*Tarefa*:
Extraia do texto sobre justiça de transição, sem nenhuma alteração, o trecho entre "Nas palavras de Paul" e "promover a reconciliação.", incluindo ambos.

*Trecho fornecido*:

━━━

A JUSTIÇA DE TRANSIÇÃO E SUA APLICAÇÃO PORTUGUESA PÓS 25 DE ABRIL

A JUSTIÇA DE TRANSIÇÃO E SUA APLICAÇÃO PORTUGUESA PÓS 25 DE ABRIL

25 de abril de 1974 – Data da Revolução dos Cravos, contra o regime ditatorial Salazarista em Portugal

Justiça de Transição” é um termo já discutido desde os anos 1970 diante dos processos de transição e consolidação de democracias, a expressão (em inglês, justice in times of transition) surgiu pela primeira vez nas palavras de Ruti Teitel, professora da Escola de Direito de Nova York, em 1992. Trata-se de um instrumento jurídico de apoio à reconstrução pacífica de sociedades após conflitos, de forma a fortalecer as instituições políticas e judiciais (BUANI, 2012).

Esse importante recurso pode gerar resultados ainda melhores quando somados a processos de internacionalização do direito, principalmente no que tange a sua legitimidade. A racio do instituto é auxiliar na reestruturação de um sistema jurídico que esteja fragilizado após um conflito, na busca pela estabilização e manutenção da paz e segurança da sociedade. Certo é que a internacionalização da justiça é uma realidade nas sociedades por todo o mundo e, segundo Buani (2012), a justiça de transição é o momento em que as influências do direito internacional interagem de forma mais intensa com o direito interno.

O presente artigo busca apresentar o mecanismo da justiça de transição, traçando sua definição, seus antecedentes históricos e a sua aplicação no processo de redemocratização portuguesa após a Revolução dos Cravos que esse ano completa 50 anos.

CONCEITO

Em 2004, a ONU elaborou um relatório sobre justiça de transição nas sociedades de conflito e pós conflito (The rule of law and transitional justice in conflict and post-conflict societies: report of the Secretary-General, em inglês), estabelecendo um importante conceito para estudo e compreensão do instituto (ORGANIZAÇÃO DAS NAÇÕES UNIDAS, 2004. Tradução nossa):

“A noção de justiça transicional discutida no presente relatório compreende toda a gama de processos e mecanismos associados às tentativas de uma sociedade em lidar com um legado de abusos passados em grande escala, a fim de garantir responsabilização, servir a justiça e alcançar a reconciliação. Os processos podem incluir ambos mecanismos judiciais e não judiciais, com diferentes níveis de atuação internacional, envolvimento (ou nenhum) e processos individuais, reparações, busca da verdade, reforma institucional, verificação e demissões, ou uma combinação destes.” [1]

Assim, trata-se de um mecanismo utilizado para lidar com violações de Direitos Humanos e ações de regimes autoritários e ditatoriais, na busca de uma sociedade livre desses atos, onde possa ser alcançada a reparação e garantia de direitos das vítimas na promoção da pacificação social.

Nas palavras de Paul Van Zyl (2005):

Pode-se definir a justiça transicional como o esforço para a construção da paz sustentável após um período de conflito, violência em massa ou violação sistemática dos direitos humanos. O objetivo da justiça transicional implica em processar os perpetradores, revelar a verdade sobre crimes passados, fornecer reparações às vítimas, reformar as instituições perpetradoras de abuso e promover a reconciliação.

━━━

*Dados brutos*:
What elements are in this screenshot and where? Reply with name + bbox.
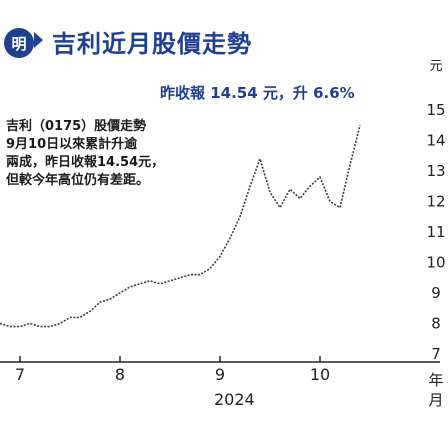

━━━

*Resposta*:
Nas palavras de Paul Van Zyl (2005):

Pode-se definir a justiça transicional como o esforço para a construção da paz sustentável após um período de conflito, violência em massa ou violação sistemática dos direitos humanos. O objetivo da justiça transicional implica em processar os perpetradores, revelar a verdade sobre crimes passados, fornecer reparações às vítimas, reformar as instituições perpetradoras de abuso e promover a reconciliação.